Copy, from the entries below, each line in which the string "salinity" appears.

* start EXERCISE MATERIALS *

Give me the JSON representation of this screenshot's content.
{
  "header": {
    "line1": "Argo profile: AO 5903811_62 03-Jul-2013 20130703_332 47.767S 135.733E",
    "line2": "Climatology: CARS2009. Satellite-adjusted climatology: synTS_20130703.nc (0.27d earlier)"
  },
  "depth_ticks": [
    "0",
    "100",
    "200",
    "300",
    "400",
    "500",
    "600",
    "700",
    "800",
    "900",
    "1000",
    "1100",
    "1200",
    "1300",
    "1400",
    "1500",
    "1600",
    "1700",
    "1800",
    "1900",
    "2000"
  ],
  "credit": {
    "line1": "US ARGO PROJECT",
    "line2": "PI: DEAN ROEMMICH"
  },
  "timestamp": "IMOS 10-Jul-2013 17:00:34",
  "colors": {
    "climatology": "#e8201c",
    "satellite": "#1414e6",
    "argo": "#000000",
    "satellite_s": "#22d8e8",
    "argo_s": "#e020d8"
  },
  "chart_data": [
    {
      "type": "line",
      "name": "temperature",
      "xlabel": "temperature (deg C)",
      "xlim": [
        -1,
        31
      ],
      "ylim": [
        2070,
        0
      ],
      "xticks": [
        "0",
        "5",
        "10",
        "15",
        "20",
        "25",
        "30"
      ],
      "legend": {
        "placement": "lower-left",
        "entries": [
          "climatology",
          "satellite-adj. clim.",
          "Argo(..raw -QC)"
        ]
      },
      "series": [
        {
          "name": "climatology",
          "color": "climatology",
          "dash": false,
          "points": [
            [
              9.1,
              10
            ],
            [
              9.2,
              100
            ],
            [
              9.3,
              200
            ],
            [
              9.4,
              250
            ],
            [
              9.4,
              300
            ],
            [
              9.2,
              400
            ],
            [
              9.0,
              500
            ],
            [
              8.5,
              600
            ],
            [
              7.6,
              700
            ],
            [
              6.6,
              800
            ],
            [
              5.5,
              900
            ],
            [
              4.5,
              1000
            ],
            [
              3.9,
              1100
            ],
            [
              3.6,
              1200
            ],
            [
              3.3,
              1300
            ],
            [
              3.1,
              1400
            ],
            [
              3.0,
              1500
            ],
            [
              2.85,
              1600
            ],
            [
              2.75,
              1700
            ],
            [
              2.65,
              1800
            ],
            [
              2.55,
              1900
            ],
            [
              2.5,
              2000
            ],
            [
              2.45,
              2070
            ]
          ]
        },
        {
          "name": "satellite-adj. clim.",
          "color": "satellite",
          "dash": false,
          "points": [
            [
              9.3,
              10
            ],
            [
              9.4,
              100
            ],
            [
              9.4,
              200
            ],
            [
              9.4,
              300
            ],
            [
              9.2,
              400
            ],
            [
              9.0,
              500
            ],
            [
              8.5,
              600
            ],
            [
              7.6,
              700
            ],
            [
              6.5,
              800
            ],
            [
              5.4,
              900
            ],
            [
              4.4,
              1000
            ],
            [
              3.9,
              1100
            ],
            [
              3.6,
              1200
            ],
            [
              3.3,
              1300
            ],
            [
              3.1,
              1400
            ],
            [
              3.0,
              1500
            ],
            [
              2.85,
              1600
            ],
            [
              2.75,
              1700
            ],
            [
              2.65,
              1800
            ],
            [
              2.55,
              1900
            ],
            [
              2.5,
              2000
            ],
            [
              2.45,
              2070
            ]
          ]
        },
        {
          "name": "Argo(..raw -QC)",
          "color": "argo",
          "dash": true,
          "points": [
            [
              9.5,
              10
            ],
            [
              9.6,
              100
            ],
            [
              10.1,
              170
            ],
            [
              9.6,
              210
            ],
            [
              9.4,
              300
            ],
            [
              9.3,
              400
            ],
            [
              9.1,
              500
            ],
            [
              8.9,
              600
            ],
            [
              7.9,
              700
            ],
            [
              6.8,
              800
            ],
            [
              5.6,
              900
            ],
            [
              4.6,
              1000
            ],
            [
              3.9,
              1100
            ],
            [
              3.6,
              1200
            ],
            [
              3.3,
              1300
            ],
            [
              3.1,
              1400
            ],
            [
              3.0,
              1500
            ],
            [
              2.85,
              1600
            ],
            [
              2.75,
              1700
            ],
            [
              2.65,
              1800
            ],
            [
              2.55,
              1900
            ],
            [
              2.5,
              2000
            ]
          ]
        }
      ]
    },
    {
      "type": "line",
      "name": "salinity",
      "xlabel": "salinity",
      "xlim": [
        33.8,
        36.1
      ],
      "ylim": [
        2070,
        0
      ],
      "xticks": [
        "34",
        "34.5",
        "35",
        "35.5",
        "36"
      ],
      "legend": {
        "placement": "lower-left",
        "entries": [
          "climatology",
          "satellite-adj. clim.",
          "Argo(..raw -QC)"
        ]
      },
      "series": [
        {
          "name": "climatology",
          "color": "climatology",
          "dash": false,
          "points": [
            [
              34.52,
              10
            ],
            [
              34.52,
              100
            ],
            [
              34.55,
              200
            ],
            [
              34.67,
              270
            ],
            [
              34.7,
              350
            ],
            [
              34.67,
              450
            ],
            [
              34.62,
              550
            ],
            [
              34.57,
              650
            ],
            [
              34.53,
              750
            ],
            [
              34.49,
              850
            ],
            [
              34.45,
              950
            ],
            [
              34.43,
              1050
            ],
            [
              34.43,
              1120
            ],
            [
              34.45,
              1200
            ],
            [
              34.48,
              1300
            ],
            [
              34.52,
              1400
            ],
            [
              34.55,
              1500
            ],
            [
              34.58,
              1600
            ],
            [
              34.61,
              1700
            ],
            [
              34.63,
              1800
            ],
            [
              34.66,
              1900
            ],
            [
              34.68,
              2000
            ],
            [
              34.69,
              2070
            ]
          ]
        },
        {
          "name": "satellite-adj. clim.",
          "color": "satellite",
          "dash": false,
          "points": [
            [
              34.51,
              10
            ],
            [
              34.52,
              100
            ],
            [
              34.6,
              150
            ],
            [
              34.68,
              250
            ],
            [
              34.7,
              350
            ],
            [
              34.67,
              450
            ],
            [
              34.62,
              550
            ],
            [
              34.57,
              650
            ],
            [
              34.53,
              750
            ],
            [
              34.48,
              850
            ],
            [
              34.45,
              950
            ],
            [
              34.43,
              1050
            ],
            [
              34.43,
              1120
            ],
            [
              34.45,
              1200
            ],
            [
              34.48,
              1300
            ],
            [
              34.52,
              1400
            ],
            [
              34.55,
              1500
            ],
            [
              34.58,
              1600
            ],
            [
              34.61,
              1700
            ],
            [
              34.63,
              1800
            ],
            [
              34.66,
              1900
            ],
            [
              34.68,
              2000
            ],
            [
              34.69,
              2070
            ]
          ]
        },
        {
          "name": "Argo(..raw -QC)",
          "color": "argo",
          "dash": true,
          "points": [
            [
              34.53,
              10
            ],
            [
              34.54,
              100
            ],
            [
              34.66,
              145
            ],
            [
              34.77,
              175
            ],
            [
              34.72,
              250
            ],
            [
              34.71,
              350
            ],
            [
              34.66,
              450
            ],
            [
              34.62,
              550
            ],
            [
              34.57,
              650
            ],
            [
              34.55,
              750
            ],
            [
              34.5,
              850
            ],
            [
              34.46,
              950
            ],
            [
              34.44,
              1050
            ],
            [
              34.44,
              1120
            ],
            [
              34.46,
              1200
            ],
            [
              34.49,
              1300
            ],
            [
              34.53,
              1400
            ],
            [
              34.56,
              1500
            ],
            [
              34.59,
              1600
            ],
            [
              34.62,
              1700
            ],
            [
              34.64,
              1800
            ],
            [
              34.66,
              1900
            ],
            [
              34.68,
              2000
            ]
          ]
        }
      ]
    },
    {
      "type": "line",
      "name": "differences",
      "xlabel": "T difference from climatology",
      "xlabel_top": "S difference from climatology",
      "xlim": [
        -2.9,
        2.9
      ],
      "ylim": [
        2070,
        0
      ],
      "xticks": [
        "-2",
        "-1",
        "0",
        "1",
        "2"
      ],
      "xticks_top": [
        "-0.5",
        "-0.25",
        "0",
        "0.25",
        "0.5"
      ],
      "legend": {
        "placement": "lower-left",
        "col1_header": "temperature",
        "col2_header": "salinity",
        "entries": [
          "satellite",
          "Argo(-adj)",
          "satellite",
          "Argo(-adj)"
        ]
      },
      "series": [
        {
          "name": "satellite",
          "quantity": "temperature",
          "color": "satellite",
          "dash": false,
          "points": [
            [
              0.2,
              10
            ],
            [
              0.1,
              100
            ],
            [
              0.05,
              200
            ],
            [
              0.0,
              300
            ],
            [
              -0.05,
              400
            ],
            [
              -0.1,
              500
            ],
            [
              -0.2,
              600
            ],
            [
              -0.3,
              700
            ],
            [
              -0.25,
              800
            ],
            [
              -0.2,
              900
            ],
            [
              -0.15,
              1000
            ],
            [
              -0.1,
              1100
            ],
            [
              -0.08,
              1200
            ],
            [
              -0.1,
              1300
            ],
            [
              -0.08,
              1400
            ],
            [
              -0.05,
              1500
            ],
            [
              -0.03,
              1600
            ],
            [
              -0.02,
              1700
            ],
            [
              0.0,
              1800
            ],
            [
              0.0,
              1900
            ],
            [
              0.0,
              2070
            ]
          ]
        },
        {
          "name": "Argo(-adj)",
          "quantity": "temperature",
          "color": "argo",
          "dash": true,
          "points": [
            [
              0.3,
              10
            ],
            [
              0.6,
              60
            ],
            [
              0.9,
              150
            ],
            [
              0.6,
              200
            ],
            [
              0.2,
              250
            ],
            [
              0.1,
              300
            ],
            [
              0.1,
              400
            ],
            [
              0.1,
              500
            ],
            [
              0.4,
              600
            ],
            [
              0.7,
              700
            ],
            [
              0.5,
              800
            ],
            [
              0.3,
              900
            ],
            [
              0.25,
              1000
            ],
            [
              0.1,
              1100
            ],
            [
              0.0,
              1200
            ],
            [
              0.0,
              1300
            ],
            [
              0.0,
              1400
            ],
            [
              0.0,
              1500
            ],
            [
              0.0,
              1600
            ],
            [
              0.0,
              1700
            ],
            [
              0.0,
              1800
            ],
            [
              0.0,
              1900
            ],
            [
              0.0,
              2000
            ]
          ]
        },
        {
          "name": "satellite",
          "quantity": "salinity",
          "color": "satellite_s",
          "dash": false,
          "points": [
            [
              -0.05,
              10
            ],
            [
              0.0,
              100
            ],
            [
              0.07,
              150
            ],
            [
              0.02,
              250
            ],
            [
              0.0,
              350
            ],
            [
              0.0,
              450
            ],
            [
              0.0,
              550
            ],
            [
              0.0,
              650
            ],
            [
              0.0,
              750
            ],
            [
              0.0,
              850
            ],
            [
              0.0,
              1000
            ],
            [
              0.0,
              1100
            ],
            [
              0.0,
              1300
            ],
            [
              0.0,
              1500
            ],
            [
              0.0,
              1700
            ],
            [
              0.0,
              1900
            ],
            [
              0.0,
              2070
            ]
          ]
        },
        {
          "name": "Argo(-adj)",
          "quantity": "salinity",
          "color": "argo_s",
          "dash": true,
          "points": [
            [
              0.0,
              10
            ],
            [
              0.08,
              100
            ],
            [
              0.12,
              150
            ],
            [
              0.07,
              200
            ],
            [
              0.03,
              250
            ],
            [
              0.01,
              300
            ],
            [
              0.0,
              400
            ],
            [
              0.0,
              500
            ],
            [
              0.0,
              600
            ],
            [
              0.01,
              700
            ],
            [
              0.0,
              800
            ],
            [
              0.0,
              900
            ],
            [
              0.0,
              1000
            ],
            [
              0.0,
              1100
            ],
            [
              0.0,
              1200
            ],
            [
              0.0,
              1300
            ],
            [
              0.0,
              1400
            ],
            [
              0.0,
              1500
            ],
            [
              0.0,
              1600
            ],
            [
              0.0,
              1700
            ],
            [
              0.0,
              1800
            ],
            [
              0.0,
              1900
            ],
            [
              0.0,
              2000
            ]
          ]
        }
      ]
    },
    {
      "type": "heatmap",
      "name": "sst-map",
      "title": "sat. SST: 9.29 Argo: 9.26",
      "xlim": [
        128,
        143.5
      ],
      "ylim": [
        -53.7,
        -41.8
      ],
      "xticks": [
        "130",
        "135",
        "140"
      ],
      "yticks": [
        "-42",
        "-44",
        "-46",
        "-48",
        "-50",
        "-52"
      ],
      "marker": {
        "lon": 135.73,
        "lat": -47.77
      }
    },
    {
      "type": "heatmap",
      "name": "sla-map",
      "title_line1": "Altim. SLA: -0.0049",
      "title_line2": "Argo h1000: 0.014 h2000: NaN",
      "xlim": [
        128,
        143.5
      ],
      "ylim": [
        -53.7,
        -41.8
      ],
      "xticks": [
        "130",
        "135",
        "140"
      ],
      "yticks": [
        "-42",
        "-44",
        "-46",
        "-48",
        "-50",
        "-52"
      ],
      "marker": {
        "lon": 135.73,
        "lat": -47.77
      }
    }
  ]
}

* end EXERCISE MATERIALS *

# EXERCISE RESPONSE
      "name": "salinity",
      "xlabel": "salinity",
        "col2_header": "salinity",
          "quantity": "salinity",
          "quantity": "salinity",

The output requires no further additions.